Dataset items:
____________________
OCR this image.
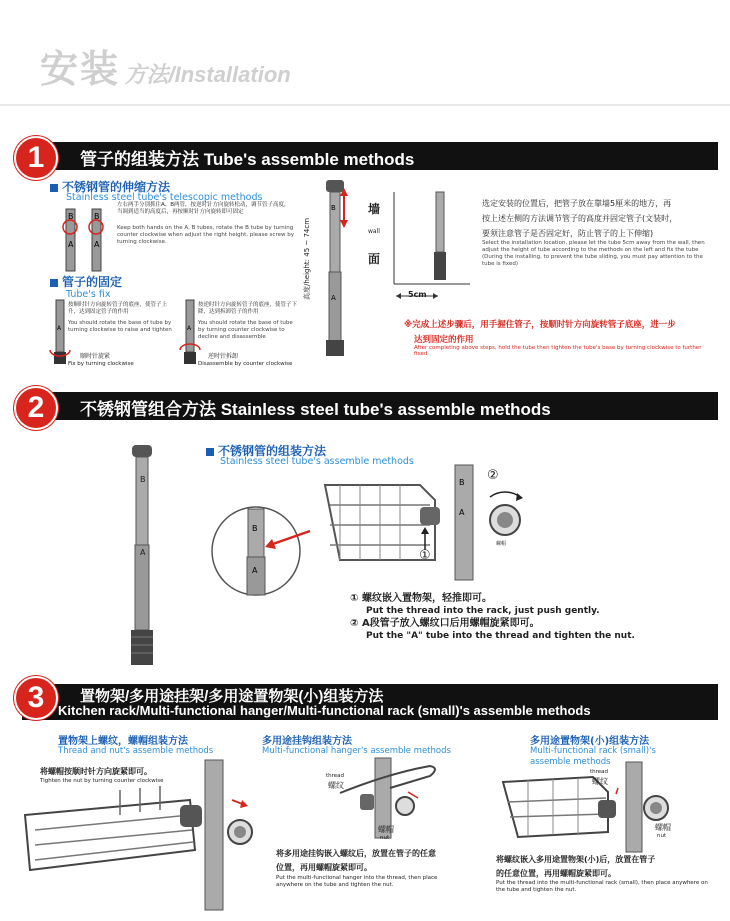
安装 方法/Installation
管子的组装方法 Tube's assemble methods
1
不锈钢管的伸缩方法
Stainless steel tube's telescopic methods
B	B
A	A
左右两手分别抓住A、B两管，按逆时针方向旋转松动，调节管子高度，当调到适当的高度后，再按顺时针方向旋转即可固定
Keep both hands on the A, B tubes, rotate the B tube by turning counter clockwise when adjust the right height, please screw by turning clockwise.
管子的固定
Tube's fix
A
按顺时针方向旋转管子的底座，使管子上升，达到固定管子的作用
You should rotate the base of tube by turning clockwise to raise and tighten
顺时针旋紧
Fix by turning clockwise
A
按逆时针方向旋转管子的底座，使管子下降，达到拆卸管子的作用
You should rotate the base of tube by turning counter clockwise to decline and disassemble
逆时针拆卸
Disassemble by counter clockwise
B
A
高度/height: 45 ~ 74cm
墙
wall
面
5cm
选定安装的位置后，把管子放在靠墙5厘米的地方，再
按上述左侧的方法调节管子的高度并固定管子(文装时，
要须注意管子是否固定好，防止管子的上下伸缩)
Select the installation location, please let the tube 5cm away from the wall, then adjust the height of tube according to the methods on the left and fix the tube (During the installing, to prevent the tube sliding, you must pay attention to the tube is fixed)
※完成上述步骤后，用手握住管子，按顺时针方向旋转管子底座，进一步
达到固定的作用
After completing above steps, hold the tube then tighten the tube's base by turning clockwise to further fixed
不锈钢管组合方法 Stainless steel tube's assemble methods
2
不锈钢管的组装方法
Stainless steel tube's assemble methods
B
A
B
A
B
A
①
②
螺帽
① 螺纹嵌入置物架，轻推即可。
Put the thread into the rack, just push gently.
② A段管子放入螺纹口后用螺帽旋紧即可。
Put the "A" tube into the thread and tighten the nut.
置物架/多用途挂架/多用途置物架(小)组装方法
Kitchen rack/Multi-functional hanger/Multi-functional rack (small)'s assemble methods
3
置物架上螺纹，螺帽组装方法
Thread and nut's assemble methods
将螺帽按顺时针方向旋紧即可。
Tighten the nut by turning counter clockwise
多用途挂钩组装方法
Multi-functional hanger's assemble methods
thread
螺纹
螺帽
nut
将多用途挂钩嵌入螺纹后，放置在管子的任意
位置，再用螺帽旋紧即可。
Put the multi-functional hanger into the thread, then place anywhere on the tube and tighten the nut.
多用途置物架(小)组装方法
Multi-functional rack (small)'s
assemble methods
thread
螺纹
螺帽
nut
将螺纹嵌入多用途置物架(小)后，放置在管子
的任意位置，再用螺帽旋紧即可。
Put the thread into the multi-functional rack (small), then place anywhere on the tube and tighten the nut.
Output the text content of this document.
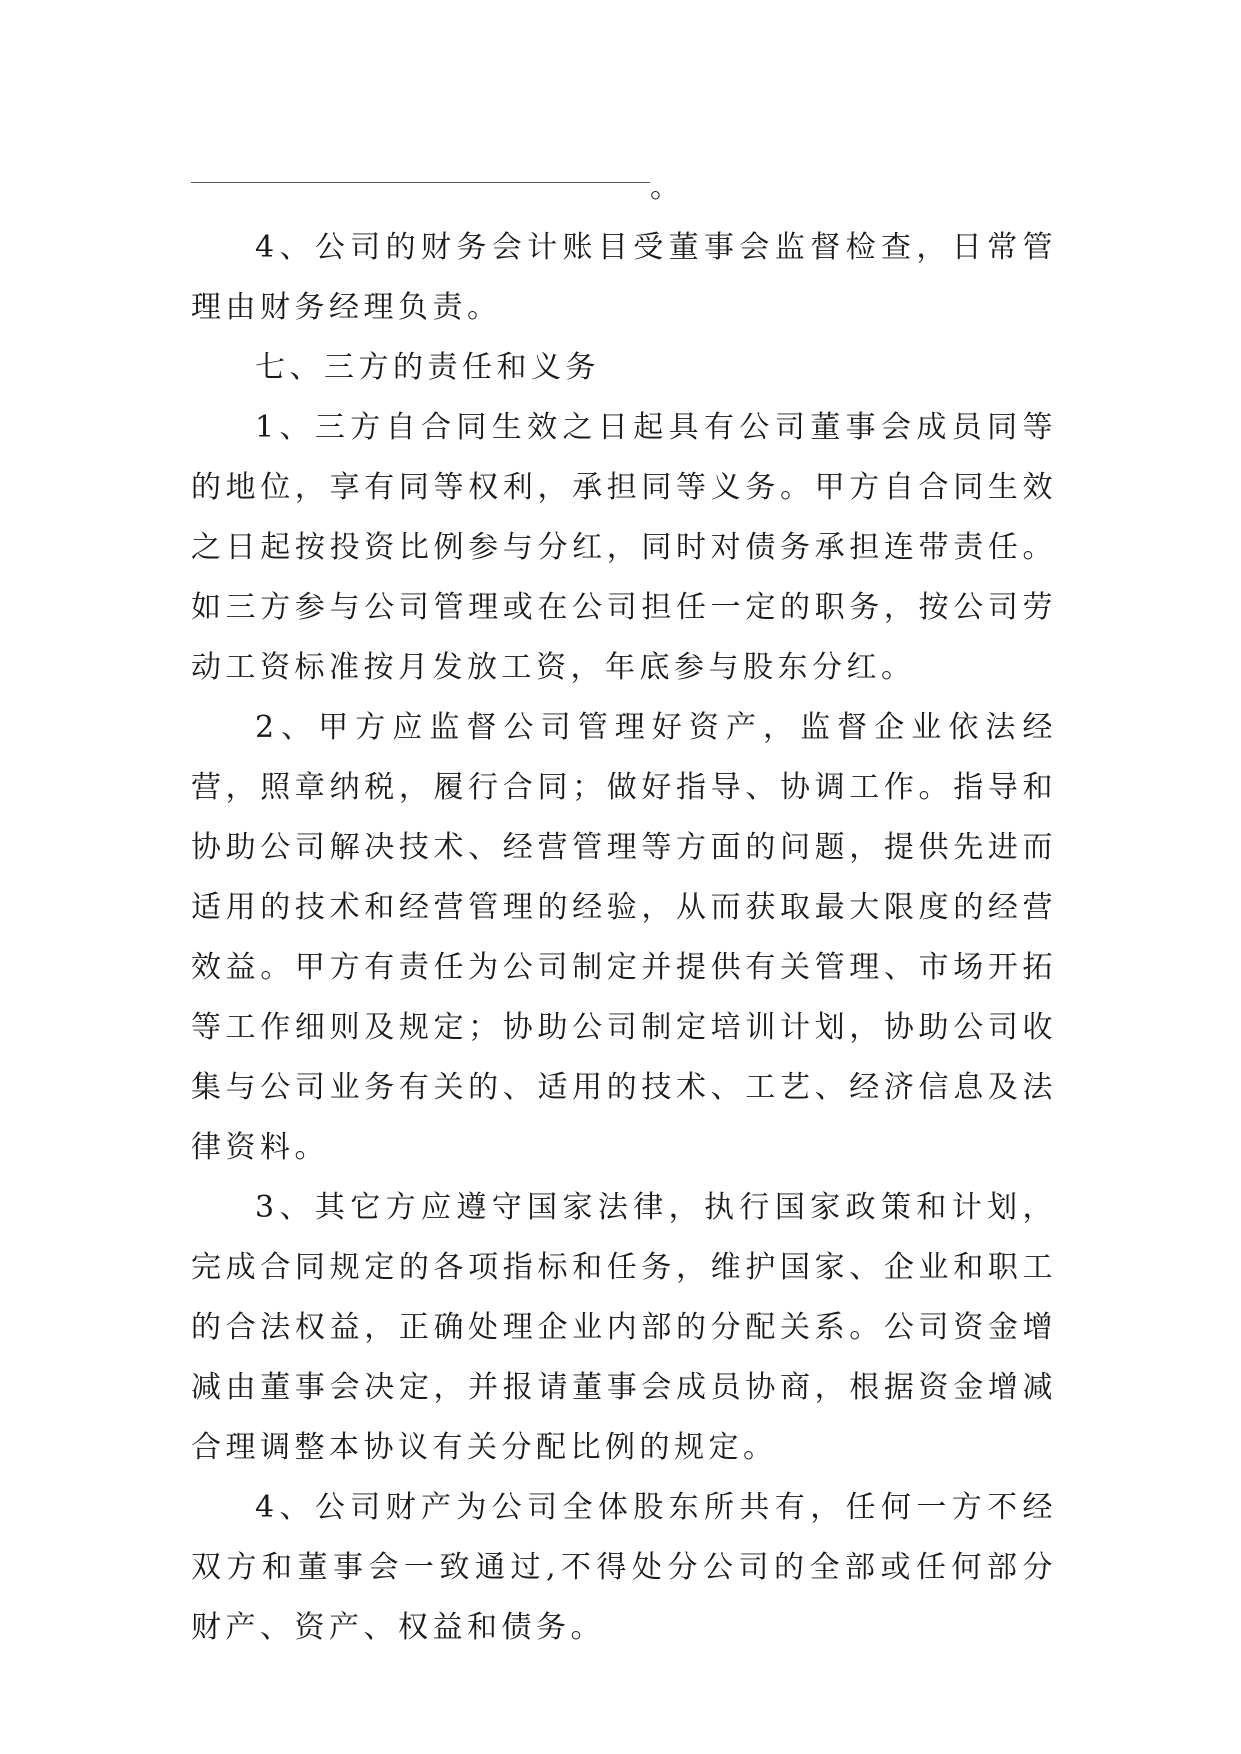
。

4、公司的财务会计账目受董事会监督检查，日常管理由财务经理负责。

七、三方的责任和义务

1、三方自合同生效之日起具有公司董事会成员同等的地位，享有同等权利，承担同等义务。甲方自合同生效之日起按投资比例参与分红，同时对债务承担连带责任。如三方参与公司管理或在公司担任一定的职务，按公司劳动工资标准按月发放工资，年底参与股东分红。

2、甲方应监督公司管理好资产，监督企业依法经营，照章纳税，履行合同；做好指导、协调工作。指导和协助公司解决技术、经营管理等方面的问题，提供先进而适用的技术和经营管理的经验，从而获取最大限度的经营效益。甲方有责任为公司制定并提供有关管理、市场开拓等工作细则及规定；协助公司制定培训计划，协助公司收集与公司业务有关的、适用的技术、工艺、经济信息及法律资料。

3、其它方应遵守国家法律，执行国家政策和计划，完成合同规定的各项指标和任务，维护国家、企业和职工的合法权益，正确处理企业内部的分配关系。公司资金增减由董事会决定，并报请董事会成员协商，根据资金增减合理调整本协议有关分配比例的规定。

4、公司财产为公司全体股东所共有，任何一方不经双方和董事会一致通过,不得处分公司的全部或任何部分财产、资产、权益和债务。
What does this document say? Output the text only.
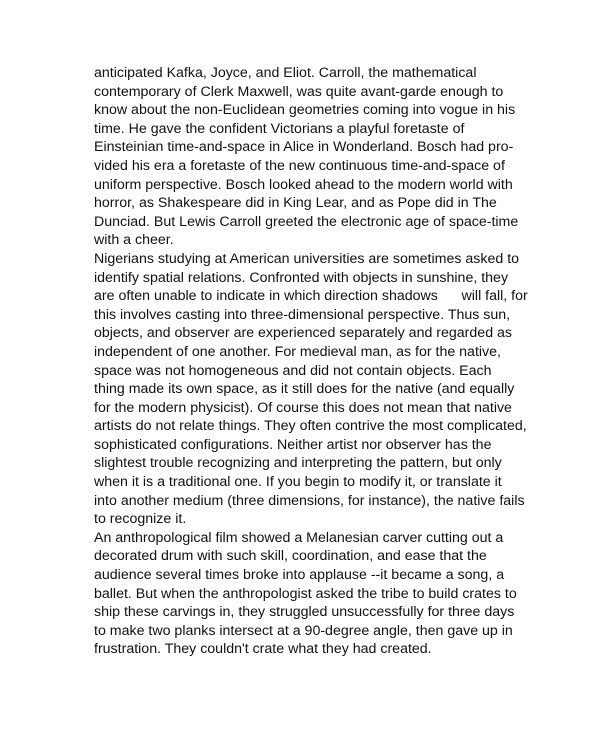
anticipated Kafka, Joyce, and Eliot. Carroll, the mathematical
contemporary of Clerk Maxwell, was quite avant-garde enough to
know about the non-Euclidean geometries coming into vogue in his
time. He gave the confident Victorians a playful foretaste of
Einsteinian time-and-space in Alice in Wonderland. Bosch had pro-
vided his era a foretaste of the new continuous time-and-space of
uniform perspective. Bosch looked ahead to the modern world with
horror, as Shakespeare did in King Lear, and as Pope did in The
Dunciad. But Lewis Carroll greeted the electronic age of space-time
with a cheer.
Nigerians studying at American universities are sometimes asked to
identify spatial relations. Confronted with objects in sunshine, they
are often unable to indicate in which direction shadows      will fall, for
this involves casting into three-dimensional perspective. Thus sun,
objects, and observer are experienced separately and regarded as
independent of one another. For medieval man, as for the native,
space was not homogeneous and did not contain objects. Each
thing made its own space, as it still does for the native (and equally
for the modern physicist). Of course this does not mean that native
artists do not relate things. They often contrive the most complicated,
sophisticated configurations. Neither artist nor observer has the
slightest trouble recognizing and interpreting the pattern, but only
when it is a traditional one. If you begin to modify it, or translate it
into another medium (three dimensions, for instance), the native fails
to recognize it.
An anthropological film showed a Melanesian carver cutting out a
decorated drum with such skill, coordination, and ease that the
audience several times broke into applause --it became a song, a
ballet. But when the anthropologist asked the tribe to build crates to
ship these carvings in, they struggled unsuccessfully for three days
to make two planks intersect at a 90-degree angle, then gave up in
frustration. They couldn't crate what they had created.
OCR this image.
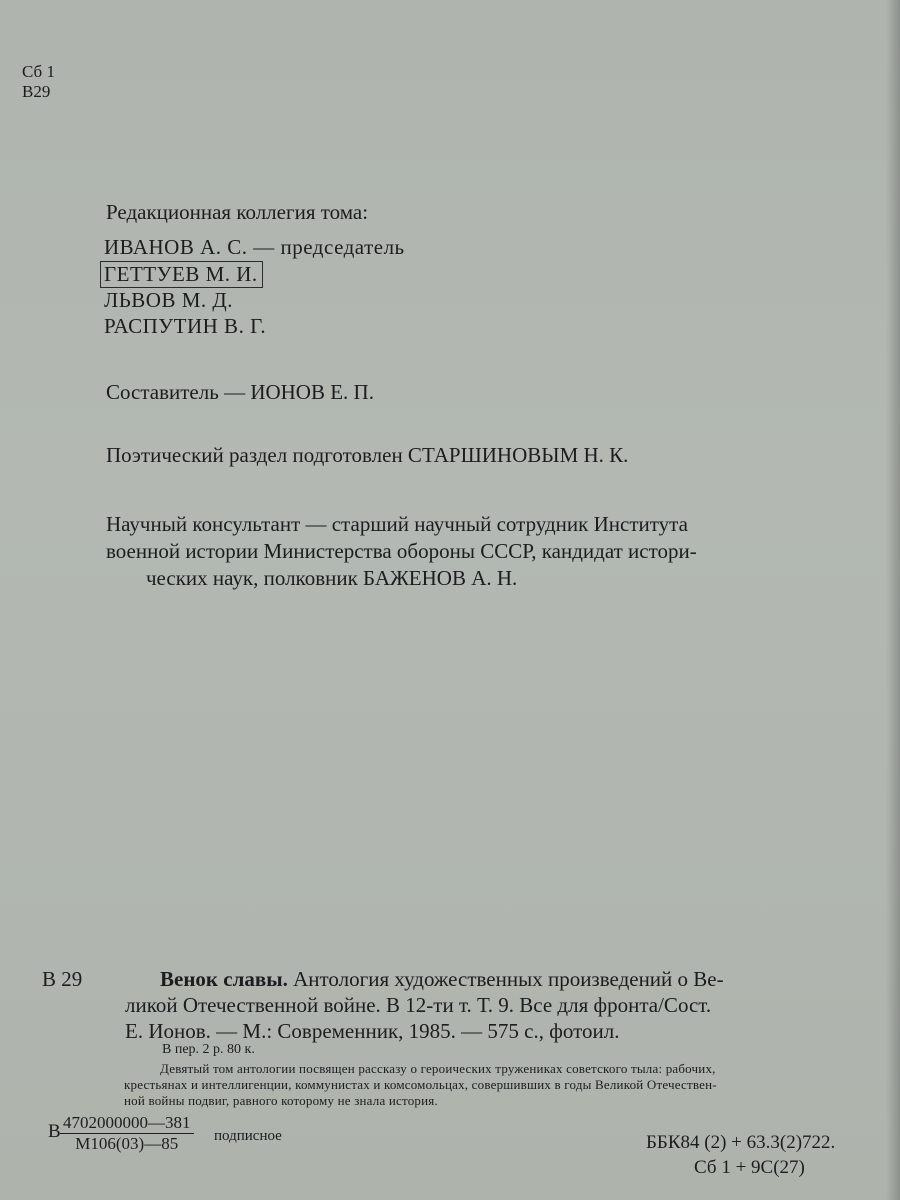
Сб 1
В29
Редакционная коллегия тома:
ИВАНОВ А. С. — председатель
ГЕТТУЕВ М. И.
ЛЬВОВ М. Д.
РАСПУТИН В. Г.
Составитель — ИОНОВ Е. П.
Поэтический раздел подготовлен СТАРШИНОВЫМ Н. К.
Научный консультант — старший научный сотрудник Института
военной истории Министерства обороны СССР, кандидат истори-
ческих наук, полковник БАЖЕНОВ А. Н.
В 29	Венок славы. Антология художественных произведений о Ве-
ликой Отечественной войне. В 12-ти т. Т. 9. Все для фронта/Сост.
Е. Ионов. — М.: Современник, 1985. — 575 с., фотоил.
В пер. 2 р. 80 к.
Девятый том антологии посвящен рассказу о героических тружениках советского тыла: рабочих,
крестьянах и интеллигенции, коммунистах и комсомольцах, совершивших в годы Великой Отечествен-
ной войны подвиг, равного которому не знала история.
В 4702000000—381
М106(03)—85	подписное	ББК84 (2) + 63.3(2)722.
Сб 1 + 9С(27)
____________________
# GOAL
List the lines of the records where "should" occurs.

# PROBLEM SOLUTION
You should rotate the base of tube by turning clockwise to raise and tighten
You should rotate the base of tube by turning counter clockwise to decline and disassemble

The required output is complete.